Dataset items
----------------

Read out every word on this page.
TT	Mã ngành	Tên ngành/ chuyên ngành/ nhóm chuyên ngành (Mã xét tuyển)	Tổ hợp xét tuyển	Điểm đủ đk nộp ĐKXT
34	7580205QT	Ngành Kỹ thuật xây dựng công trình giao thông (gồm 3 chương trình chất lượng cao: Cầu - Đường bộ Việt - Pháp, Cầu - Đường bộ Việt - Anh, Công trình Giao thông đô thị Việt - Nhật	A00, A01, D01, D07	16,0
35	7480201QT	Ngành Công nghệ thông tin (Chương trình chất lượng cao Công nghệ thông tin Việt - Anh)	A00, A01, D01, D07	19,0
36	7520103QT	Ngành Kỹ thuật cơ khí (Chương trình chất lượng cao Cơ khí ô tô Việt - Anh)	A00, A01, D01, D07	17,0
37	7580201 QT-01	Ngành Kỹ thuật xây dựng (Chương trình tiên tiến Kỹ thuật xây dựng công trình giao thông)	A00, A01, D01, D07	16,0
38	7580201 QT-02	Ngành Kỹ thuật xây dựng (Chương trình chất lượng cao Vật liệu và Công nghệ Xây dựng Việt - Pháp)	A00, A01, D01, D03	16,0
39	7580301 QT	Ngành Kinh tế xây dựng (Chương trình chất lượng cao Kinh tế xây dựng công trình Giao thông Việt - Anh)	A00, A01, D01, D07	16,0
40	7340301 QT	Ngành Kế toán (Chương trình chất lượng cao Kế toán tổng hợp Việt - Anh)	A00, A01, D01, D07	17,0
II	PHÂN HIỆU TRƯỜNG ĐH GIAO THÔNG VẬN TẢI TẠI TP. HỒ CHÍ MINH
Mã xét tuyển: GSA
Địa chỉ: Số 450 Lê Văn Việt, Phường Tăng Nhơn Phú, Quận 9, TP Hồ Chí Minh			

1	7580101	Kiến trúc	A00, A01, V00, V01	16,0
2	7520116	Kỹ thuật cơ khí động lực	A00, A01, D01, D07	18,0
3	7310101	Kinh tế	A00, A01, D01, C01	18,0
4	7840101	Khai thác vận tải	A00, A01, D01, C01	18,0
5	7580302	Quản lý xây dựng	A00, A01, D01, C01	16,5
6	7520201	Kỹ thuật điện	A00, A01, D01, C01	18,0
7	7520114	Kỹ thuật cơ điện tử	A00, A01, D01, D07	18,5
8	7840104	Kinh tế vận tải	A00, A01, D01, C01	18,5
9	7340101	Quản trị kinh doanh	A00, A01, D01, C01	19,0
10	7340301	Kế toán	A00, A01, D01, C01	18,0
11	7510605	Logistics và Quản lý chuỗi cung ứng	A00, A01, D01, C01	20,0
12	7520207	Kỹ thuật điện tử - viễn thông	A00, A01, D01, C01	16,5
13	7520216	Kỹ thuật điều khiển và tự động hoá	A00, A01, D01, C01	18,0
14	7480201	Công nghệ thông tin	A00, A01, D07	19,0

----------------

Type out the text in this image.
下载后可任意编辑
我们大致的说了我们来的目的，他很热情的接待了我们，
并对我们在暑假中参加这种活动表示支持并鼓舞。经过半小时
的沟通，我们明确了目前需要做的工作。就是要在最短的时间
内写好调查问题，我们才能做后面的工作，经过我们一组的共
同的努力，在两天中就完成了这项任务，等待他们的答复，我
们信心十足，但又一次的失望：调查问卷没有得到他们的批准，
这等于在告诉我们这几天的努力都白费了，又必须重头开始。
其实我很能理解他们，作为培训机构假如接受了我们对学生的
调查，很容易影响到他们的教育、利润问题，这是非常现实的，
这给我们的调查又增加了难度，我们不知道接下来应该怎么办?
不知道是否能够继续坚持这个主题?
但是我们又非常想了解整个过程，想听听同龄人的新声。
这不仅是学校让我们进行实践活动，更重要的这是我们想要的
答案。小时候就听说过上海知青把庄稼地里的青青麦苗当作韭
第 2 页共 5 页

----------------

[EXERCISE DETAILS] Copy each line of the records above that carries the word "điện".

[SOLVED PROBLEM]
6	7520201	Kỹ thuật điện	A00, A01, D01, C01	18,0
7	7520114	Kỹ thuật cơ điện tử	A00, A01, D01, D07	18,5
12	7520207	Kỹ thuật điện tử - viễn thông	A00, A01, D01, C01	16,5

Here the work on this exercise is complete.